**Stored records:**
'''

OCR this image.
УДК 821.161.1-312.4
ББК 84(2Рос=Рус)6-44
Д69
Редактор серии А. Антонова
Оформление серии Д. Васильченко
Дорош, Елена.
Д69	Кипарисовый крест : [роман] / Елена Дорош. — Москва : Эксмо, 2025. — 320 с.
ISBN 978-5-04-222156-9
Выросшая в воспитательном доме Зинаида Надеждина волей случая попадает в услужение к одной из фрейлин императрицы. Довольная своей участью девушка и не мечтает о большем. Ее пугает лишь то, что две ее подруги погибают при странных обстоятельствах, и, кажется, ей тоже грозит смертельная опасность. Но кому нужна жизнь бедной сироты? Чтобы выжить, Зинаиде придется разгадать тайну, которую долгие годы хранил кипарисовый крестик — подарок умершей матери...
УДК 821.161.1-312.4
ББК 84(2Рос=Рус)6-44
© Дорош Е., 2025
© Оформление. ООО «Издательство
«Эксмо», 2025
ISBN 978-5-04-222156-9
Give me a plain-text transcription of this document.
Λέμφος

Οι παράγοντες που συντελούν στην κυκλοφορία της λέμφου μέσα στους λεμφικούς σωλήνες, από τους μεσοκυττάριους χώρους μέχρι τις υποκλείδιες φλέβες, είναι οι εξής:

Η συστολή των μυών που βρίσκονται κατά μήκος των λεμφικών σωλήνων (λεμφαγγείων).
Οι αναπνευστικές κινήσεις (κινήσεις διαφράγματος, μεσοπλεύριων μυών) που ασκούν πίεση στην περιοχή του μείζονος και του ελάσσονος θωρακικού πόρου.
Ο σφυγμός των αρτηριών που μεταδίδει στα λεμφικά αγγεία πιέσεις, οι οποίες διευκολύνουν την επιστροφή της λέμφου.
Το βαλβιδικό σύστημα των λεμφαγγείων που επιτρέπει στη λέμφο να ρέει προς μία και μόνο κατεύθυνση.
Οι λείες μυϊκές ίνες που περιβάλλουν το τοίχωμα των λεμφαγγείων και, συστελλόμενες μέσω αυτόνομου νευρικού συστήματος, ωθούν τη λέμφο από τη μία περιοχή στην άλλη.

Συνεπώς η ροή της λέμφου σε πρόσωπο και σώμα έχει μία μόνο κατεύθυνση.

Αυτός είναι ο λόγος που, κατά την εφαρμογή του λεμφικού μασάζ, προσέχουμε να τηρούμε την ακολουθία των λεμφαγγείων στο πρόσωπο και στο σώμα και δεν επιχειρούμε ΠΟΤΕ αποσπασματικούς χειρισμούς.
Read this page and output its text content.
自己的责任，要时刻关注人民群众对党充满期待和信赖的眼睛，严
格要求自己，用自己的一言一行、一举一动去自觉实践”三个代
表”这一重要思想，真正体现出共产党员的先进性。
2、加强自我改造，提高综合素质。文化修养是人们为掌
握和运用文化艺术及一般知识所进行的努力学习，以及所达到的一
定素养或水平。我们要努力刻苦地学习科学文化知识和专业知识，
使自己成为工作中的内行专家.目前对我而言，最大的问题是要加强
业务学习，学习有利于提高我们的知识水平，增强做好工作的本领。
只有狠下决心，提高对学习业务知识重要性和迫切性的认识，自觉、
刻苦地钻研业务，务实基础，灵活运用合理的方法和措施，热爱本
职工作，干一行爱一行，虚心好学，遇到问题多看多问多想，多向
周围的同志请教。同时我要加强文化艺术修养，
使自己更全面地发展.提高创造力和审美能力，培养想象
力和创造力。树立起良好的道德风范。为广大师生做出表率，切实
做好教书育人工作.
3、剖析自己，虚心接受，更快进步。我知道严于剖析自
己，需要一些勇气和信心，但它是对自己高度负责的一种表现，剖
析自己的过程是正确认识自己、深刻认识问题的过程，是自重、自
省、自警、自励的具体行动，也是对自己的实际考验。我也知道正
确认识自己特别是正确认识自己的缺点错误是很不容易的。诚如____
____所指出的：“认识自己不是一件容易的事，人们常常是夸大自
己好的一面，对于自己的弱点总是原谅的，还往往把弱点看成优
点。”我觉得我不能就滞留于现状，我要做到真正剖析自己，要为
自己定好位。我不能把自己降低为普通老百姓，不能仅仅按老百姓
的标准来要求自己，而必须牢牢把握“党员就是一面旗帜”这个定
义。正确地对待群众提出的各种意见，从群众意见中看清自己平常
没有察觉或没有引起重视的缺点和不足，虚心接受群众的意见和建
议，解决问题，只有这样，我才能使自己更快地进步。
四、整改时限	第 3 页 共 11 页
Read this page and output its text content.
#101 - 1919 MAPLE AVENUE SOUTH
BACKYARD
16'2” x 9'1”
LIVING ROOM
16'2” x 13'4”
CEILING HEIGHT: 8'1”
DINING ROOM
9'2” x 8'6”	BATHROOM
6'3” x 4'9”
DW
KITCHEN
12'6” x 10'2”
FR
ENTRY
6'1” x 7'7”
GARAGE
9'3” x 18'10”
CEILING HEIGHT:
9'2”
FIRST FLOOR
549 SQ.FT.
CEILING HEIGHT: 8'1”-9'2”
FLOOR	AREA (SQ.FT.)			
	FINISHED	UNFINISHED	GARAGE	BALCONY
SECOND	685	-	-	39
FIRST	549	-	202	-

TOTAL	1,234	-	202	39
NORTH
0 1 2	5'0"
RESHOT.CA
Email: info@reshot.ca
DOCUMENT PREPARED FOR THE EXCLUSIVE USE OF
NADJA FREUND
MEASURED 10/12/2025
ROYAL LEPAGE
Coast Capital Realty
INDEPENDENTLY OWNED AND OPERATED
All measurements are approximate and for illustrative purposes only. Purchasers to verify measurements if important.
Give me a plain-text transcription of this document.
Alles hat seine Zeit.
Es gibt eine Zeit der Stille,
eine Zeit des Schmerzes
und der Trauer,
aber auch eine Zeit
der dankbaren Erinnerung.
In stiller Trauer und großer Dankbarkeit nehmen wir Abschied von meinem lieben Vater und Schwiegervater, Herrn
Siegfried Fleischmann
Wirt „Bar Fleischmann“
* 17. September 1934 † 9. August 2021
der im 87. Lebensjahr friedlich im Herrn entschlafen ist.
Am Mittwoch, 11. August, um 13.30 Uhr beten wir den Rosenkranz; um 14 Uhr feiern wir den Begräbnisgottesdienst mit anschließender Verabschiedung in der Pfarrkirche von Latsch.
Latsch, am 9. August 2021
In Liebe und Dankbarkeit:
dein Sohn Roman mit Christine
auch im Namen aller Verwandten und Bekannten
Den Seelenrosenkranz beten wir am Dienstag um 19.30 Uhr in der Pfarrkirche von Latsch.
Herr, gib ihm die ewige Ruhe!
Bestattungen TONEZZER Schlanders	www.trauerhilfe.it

'''

**DO THIS:** Repeat all the entries word for word.

**ANSWER TO THIS TASK:**
OCR this image.
УДК 821.161.1-312.4
ББК 84(2Рос=Рус)6-44
Д69
Редактор серии А. Антонова
Оформление серии Д. Васильченко
Дорош, Елена.
Д69	Кипарисовый крест : [роман] / Елена Дорош. — Москва : Эксмо, 2025. — 320 с.
ISBN 978-5-04-222156-9
Выросшая в воспитательном доме Зинаида Надеждина волей случая попадает в услужение к одной из фрейлин императрицы. Довольная своей участью девушка и не мечтает о большем. Ее пугает лишь то, что две ее подруги погибают при странных обстоятельствах, и, кажется, ей тоже грозит смертельная опасность. Но кому нужна жизнь бедной сироты? Чтобы выжить, Зинаиде придется разгадать тайну, которую долгие годы хранил кипарисовый крестик — подарок умершей матери...
УДК 821.161.1-312.4
ББК 84(2Рос=Рус)6-44
© Дорош Е., 2025
© Оформление. ООО «Издательство
«Эксмо», 2025
ISBN 978-5-04-222156-9
Give me a plain-text transcription of this document.
Λέμφος

Οι παράγοντες που συντελούν στην κυκλοφορία της λέμφου μέσα στους λεμφικούς σωλήνες, από τους μεσοκυττάριους χώρους μέχρι τις υποκλείδιες φλέβες, είναι οι εξής:

Η συστολή των μυών που βρίσκονται κατά μήκος των λεμφικών σωλήνων (λεμφαγγείων).
Οι αναπνευστικές κινήσεις (κινήσεις διαφράγματος, μεσοπλεύριων μυών) που ασκούν πίεση στην περιοχή του μείζονος και του ελάσσονος θωρακικού πόρου.
Ο σφυγμός των αρτηριών που μεταδίδει στα λεμφικά αγγεία πιέσεις, οι οποίες διευκολύνουν την επιστροφή της λέμφου.
Το βαλβιδικό σύστημα των λεμφαγγείων που επιτρέπει στη λέμφο να ρέει προς μία και μόνο κατεύθυνση.
Οι λείες μυϊκές ίνες που περιβάλλουν το τοίχωμα των λεμφαγγείων και, συστελλόμενες μέσω αυτόνομου νευρικού συστήματος, ωθούν τη λέμφο από τη μία περιοχή στην άλλη.

Συνεπώς η ροή της λέμφου σε πρόσωπο και σώμα έχει μία μόνο κατεύθυνση.

Αυτός είναι ο λόγος που, κατά την εφαρμογή του λεμφικού μασάζ, προσέχουμε να τηρούμε την ακολουθία των λεμφαγγείων στο πρόσωπο και στο σώμα και δεν επιχειρούμε ΠΟΤΕ αποσπασματικούς χειρισμούς.
Read this page and output its text content.
自己的责任，要时刻关注人民群众对党充满期待和信赖的眼睛，严
格要求自己，用自己的一言一行、一举一动去自觉实践”三个代
表”这一重要思想，真正体现出共产党员的先进性。
2、加强自我改造，提高综合素质。文化修养是人们为掌
握和运用文化艺术及一般知识所进行的努力学习，以及所达到的一
定素养或水平。我们要努力刻苦地学习科学文化知识和专业知识，
使自己成为工作中的内行专家.目前对我而言，最大的问题是要加强
业务学习，学习有利于提高我们的知识水平，增强做好工作的本领。
只有狠下决心，提高对学习业务知识重要性和迫切性的认识，自觉、
刻苦地钻研业务，务实基础，灵活运用合理的方法和措施，热爱本
职工作，干一行爱一行，虚心好学，遇到问题多看多问多想，多向
周围的同志请教。同时我要加强文化艺术修养，
使自己更全面地发展.提高创造力和审美能力，培养想象
力和创造力。树立起良好的道德风范。为广大师生做出表率，切实
做好教书育人工作.
3、剖析自己，虚心接受，更快进步。我知道严于剖析自
己，需要一些勇气和信心，但它是对自己高度负责的一种表现，剖
析自己的过程是正确认识自己、深刻认识问题的过程，是自重、自
省、自警、自励的具体行动，也是对自己的实际考验。我也知道正
确认识自己特别是正确认识自己的缺点错误是很不容易的。诚如____
____所指出的：“认识自己不是一件容易的事，人们常常是夸大自
己好的一面，对于自己的弱点总是原谅的，还往往把弱点看成优
点。”我觉得我不能就滞留于现状，我要做到真正剖析自己，要为
自己定好位。我不能把自己降低为普通老百姓，不能仅仅按老百姓
的标准来要求自己，而必须牢牢把握“党员就是一面旗帜”这个定
义。正确地对待群众提出的各种意见，从群众意见中看清自己平常
没有察觉或没有引起重视的缺点和不足，虚心接受群众的意见和建
议，解决问题，只有这样，我才能使自己更快地进步。
四、整改时限	第 3 页 共 11 页
Read this page and output its text content.
#101 - 1919 MAPLE AVENUE SOUTH
BACKYARD
16'2” x 9'1”
LIVING ROOM
16'2” x 13'4”
CEILING HEIGHT: 8'1”
DINING ROOM
9'2” x 8'6”	BATHROOM
6'3” x 4'9”
DW
KITCHEN
12'6” x 10'2”
FR
ENTRY
6'1” x 7'7”
GARAGE
9'3” x 18'10”
CEILING HEIGHT:
9'2”
FIRST FLOOR
549 SQ.FT.
CEILING HEIGHT: 8'1”-9'2”
FLOOR	AREA (SQ.FT.)			
	FINISHED	UNFINISHED	GARAGE	BALCONY
SECOND	685	-	-	39
FIRST	549	-	202	-

TOTAL	1,234	-	202	39
NORTH
0 1 2	5'0"
RESHOT.CA
Email: info@reshot.ca
DOCUMENT PREPARED FOR THE EXCLUSIVE USE OF
NADJA FREUND
MEASURED 10/12/2025
ROYAL LEPAGE
Coast Capital Realty
INDEPENDENTLY OWNED AND OPERATED
All measurements are approximate and for illustrative purposes only. Purchasers to verify measurements if important.
Give me a plain-text transcription of this document.
Alles hat seine Zeit.
Es gibt eine Zeit der Stille,
eine Zeit des Schmerzes
und der Trauer,
aber auch eine Zeit
der dankbaren Erinnerung.
In stiller Trauer und großer Dankbarkeit nehmen wir Abschied von meinem lieben Vater und Schwiegervater, Herrn
Siegfried Fleischmann
Wirt „Bar Fleischmann“
* 17. September 1934 † 9. August 2021
der im 87. Lebensjahr friedlich im Herrn entschlafen ist.
Am Mittwoch, 11. August, um 13.30 Uhr beten wir den Rosenkranz; um 14 Uhr feiern wir den Begräbnisgottesdienst mit anschließender Verabschiedung in der Pfarrkirche von Latsch.
Latsch, am 9. August 2021
In Liebe und Dankbarkeit:
dein Sohn Roman mit Christine
auch im Namen aller Verwandten und Bekannten
Den Seelenrosenkranz beten wir am Dienstag um 19.30 Uhr in der Pfarrkirche von Latsch.
Herr, gib ihm die ewige Ruhe!
Bestattungen TONEZZER Schlanders	www.trauerhilfe.it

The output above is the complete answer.